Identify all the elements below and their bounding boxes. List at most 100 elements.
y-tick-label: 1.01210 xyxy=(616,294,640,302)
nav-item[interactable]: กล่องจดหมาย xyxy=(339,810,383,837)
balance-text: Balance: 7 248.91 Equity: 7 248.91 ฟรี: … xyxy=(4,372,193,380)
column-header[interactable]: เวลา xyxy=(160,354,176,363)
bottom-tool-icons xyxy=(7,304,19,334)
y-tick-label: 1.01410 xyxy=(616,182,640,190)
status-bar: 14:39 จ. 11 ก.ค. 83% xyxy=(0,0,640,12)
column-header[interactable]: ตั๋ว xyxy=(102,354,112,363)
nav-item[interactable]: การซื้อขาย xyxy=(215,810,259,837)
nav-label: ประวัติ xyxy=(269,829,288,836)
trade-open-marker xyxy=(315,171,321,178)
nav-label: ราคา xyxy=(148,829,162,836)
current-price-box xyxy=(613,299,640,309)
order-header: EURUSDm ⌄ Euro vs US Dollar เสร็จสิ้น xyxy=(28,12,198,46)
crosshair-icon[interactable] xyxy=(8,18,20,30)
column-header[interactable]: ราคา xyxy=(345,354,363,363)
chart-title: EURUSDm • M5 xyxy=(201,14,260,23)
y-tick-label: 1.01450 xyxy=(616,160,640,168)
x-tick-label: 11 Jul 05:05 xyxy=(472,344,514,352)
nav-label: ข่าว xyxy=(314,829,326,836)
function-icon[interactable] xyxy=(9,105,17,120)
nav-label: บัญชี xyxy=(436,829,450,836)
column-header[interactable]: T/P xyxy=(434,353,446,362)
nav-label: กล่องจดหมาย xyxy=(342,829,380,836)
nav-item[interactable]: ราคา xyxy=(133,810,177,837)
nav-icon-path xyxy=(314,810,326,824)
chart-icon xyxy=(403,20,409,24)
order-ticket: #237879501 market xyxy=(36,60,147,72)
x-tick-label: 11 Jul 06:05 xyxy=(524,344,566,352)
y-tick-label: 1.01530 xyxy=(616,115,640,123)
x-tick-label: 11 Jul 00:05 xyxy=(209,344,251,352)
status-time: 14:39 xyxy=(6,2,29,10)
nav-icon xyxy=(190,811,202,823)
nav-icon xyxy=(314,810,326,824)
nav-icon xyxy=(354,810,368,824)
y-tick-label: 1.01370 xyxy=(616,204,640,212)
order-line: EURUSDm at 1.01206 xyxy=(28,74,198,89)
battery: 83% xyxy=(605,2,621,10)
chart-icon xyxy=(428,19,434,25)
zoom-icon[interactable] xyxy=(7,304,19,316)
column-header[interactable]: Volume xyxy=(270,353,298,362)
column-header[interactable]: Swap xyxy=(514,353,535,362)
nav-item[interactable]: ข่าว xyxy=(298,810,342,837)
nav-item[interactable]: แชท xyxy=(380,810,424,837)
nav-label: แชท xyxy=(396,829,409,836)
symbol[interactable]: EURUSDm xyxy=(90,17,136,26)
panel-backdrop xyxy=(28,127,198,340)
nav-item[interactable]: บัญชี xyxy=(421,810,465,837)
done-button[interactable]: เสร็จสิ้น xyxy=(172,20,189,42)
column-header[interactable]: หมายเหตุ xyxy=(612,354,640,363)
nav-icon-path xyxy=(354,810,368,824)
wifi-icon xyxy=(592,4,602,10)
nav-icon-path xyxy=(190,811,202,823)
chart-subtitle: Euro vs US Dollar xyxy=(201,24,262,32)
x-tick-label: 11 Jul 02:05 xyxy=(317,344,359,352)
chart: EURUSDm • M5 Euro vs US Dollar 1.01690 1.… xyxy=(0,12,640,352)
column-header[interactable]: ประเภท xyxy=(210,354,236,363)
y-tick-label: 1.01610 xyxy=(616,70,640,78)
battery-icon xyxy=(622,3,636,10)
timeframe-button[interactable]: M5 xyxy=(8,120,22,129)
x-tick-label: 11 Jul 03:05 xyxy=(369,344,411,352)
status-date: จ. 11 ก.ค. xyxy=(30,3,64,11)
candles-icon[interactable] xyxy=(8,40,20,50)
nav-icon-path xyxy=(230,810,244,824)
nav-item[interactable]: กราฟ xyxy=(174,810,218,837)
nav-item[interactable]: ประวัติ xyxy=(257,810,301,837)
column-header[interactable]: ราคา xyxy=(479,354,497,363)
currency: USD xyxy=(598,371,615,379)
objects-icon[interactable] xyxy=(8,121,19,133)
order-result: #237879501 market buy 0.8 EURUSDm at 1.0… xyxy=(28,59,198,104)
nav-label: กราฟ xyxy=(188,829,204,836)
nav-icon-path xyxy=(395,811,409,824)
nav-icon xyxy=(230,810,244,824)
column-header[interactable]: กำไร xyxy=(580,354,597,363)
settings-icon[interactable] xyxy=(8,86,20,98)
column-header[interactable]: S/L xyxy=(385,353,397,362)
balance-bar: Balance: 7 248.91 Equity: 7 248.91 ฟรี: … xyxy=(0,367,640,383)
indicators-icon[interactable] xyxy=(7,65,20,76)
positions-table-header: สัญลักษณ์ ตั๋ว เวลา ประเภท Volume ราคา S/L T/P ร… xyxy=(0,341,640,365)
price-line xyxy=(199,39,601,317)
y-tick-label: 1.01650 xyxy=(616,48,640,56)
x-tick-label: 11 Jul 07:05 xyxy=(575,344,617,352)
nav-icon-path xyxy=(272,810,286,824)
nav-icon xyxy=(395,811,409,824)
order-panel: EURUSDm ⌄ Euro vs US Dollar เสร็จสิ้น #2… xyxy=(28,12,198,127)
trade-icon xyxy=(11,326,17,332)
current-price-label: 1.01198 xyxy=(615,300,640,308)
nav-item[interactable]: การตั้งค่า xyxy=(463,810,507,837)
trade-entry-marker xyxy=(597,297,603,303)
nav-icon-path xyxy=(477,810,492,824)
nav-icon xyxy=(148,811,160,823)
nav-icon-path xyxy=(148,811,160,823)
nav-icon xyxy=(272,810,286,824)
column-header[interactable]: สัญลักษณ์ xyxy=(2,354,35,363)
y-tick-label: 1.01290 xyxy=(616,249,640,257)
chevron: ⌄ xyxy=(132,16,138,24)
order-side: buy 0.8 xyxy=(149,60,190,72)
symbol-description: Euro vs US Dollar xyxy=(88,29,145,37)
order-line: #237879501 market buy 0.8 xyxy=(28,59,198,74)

- - -

■ PROMPT
Rewrite the material above, swapping every "column-header" for "table-header" and leaving all other text as it is.

■ SOLUTION
Identify all the elements below and their bounding boxes. List at most 100 elements.
y-tick-label: 1.01210 xyxy=(616,294,640,302)
nav-item[interactable]: กล่องจดหมาย xyxy=(339,810,383,837)
balance-text: Balance: 7 248.91 Equity: 7 248.91 ฟรี: … xyxy=(4,372,193,380)
table-header[interactable]: เวลา xyxy=(160,354,176,363)
bottom-tool-icons xyxy=(7,304,19,334)
y-tick-label: 1.01410 xyxy=(616,182,640,190)
status-bar: 14:39 จ. 11 ก.ค. 83% xyxy=(0,0,640,12)
table-header[interactable]: ตั๋ว xyxy=(102,354,112,363)
nav-item[interactable]: การซื้อขาย xyxy=(215,810,259,837)
nav-label: ประวัติ xyxy=(269,829,288,836)
trade-open-marker xyxy=(315,171,321,178)
nav-label: ราคา xyxy=(148,829,162,836)
current-price-box xyxy=(613,299,640,309)
order-header: EURUSDm ⌄ Euro vs US Dollar เสร็จสิ้น xyxy=(28,12,198,46)
crosshair-icon[interactable] xyxy=(8,18,20,30)
table-header[interactable]: ราคา xyxy=(345,354,363,363)
chart-title: EURUSDm • M5 xyxy=(201,14,260,23)
y-tick-label: 1.01450 xyxy=(616,160,640,168)
x-tick-label: 11 Jul 05:05 xyxy=(472,344,514,352)
nav-label: ข่าว xyxy=(314,829,326,836)
function-icon[interactable] xyxy=(9,105,17,120)
nav-label: บัญชี xyxy=(436,829,450,836)
table-header[interactable]: T/P xyxy=(434,353,446,362)
nav-label: กล่องจดหมาย xyxy=(342,829,380,836)
nav-item[interactable]: ราคา xyxy=(133,810,177,837)
nav-icon-path xyxy=(314,810,326,824)
chart-icon xyxy=(403,20,409,24)
order-ticket: #237879501 market xyxy=(36,60,147,72)
x-tick-label: 11 Jul 06:05 xyxy=(524,344,566,352)
y-tick-label: 1.01530 xyxy=(616,115,640,123)
x-tick-label: 11 Jul 00:05 xyxy=(209,344,251,352)
status-time: 14:39 xyxy=(6,2,29,10)
nav-icon xyxy=(190,811,202,823)
nav-icon xyxy=(314,810,326,824)
nav-icon xyxy=(354,810,368,824)
y-tick-label: 1.01370 xyxy=(616,204,640,212)
order-line: EURUSDm at 1.01206 xyxy=(28,74,198,89)
battery: 83% xyxy=(605,2,621,10)
chart-icon xyxy=(428,19,434,25)
zoom-icon[interactable] xyxy=(7,304,19,316)
table-header[interactable]: Volume xyxy=(270,353,298,362)
table-header[interactable]: Swap xyxy=(514,353,535,362)
nav-item[interactable]: ข่าว xyxy=(298,810,342,837)
nav-item[interactable]: แชท xyxy=(380,810,424,837)
nav-label: แชท xyxy=(396,829,409,836)
symbol[interactable]: EURUSDm xyxy=(90,17,136,26)
panel-backdrop xyxy=(28,127,198,340)
nav-item[interactable]: บัญชี xyxy=(421,810,465,837)
done-button[interactable]: เสร็จสิ้น xyxy=(172,20,189,42)
table-header[interactable]: หมายเหตุ xyxy=(612,354,640,363)
nav-icon-path xyxy=(354,810,368,824)
wifi-icon xyxy=(592,4,602,10)
nav-icon-path xyxy=(190,811,202,823)
chart-subtitle: Euro vs US Dollar xyxy=(201,24,262,32)
x-tick-label: 11 Jul 02:05 xyxy=(317,344,359,352)
chart: EURUSDm • M5 Euro vs US Dollar 1.01690 1.… xyxy=(0,12,640,352)
table-header[interactable]: ประเภท xyxy=(210,354,236,363)
y-tick-label: 1.01610 xyxy=(616,70,640,78)
battery-icon xyxy=(622,3,636,10)
timeframe-button[interactable]: M5 xyxy=(8,120,22,129)
x-tick-label: 11 Jul 03:05 xyxy=(369,344,411,352)
status-date: จ. 11 ก.ค. xyxy=(30,3,64,11)
candles-icon[interactable] xyxy=(8,40,20,50)
nav-icon-path xyxy=(230,810,244,824)
nav-item[interactable]: กราฟ xyxy=(174,810,218,837)
nav-item[interactable]: ประวัติ xyxy=(257,810,301,837)
table-header[interactable]: ราคา xyxy=(479,354,497,363)
currency: USD xyxy=(598,371,615,379)
objects-icon[interactable] xyxy=(8,121,19,133)
order-result: #237879501 market buy 0.8 EURUSDm at 1.0… xyxy=(28,59,198,104)
nav-label: กราฟ xyxy=(188,829,204,836)
nav-icon-path xyxy=(395,811,409,824)
nav-icon xyxy=(230,810,244,824)
table-header[interactable]: กำไร xyxy=(580,354,597,363)
settings-icon[interactable] xyxy=(8,86,20,98)
table-header[interactable]: S/L xyxy=(385,353,397,362)
balance-bar: Balance: 7 248.91 Equity: 7 248.91 ฟรี: … xyxy=(0,367,640,383)
indicators-icon[interactable] xyxy=(7,65,20,76)
positions-table-header: สัญลักษณ์ ตั๋ว เวลา ประเภท Volume ราคา S/L T/P ร… xyxy=(0,341,640,365)
price-line xyxy=(199,39,601,317)
y-tick-label: 1.01650 xyxy=(616,48,640,56)
x-tick-label: 11 Jul 07:05 xyxy=(575,344,617,352)
nav-icon-path xyxy=(272,810,286,824)
nav-icon xyxy=(395,811,409,824)
order-panel: EURUSDm ⌄ Euro vs US Dollar เสร็จสิ้น #2… xyxy=(28,12,198,127)
trade-icon xyxy=(11,326,17,332)
current-price-label: 1.01198 xyxy=(615,300,640,308)
nav-item[interactable]: การตั้งค่า xyxy=(463,810,507,837)
trade-entry-marker xyxy=(597,297,603,303)
nav-icon-path xyxy=(477,810,492,824)
nav-icon xyxy=(148,811,160,823)
nav-icon-path xyxy=(148,811,160,823)
nav-icon xyxy=(272,810,286,824)
table-header[interactable]: สัญลักษณ์ xyxy=(2,354,35,363)
y-tick-label: 1.01290 xyxy=(616,249,640,257)
chevron: ⌄ xyxy=(132,16,138,24)
order-side: buy 0.8 xyxy=(149,60,190,72)
symbol-description: Euro vs US Dollar xyxy=(88,29,145,37)
order-line: #237879501 market buy 0.8 xyxy=(28,59,198,74)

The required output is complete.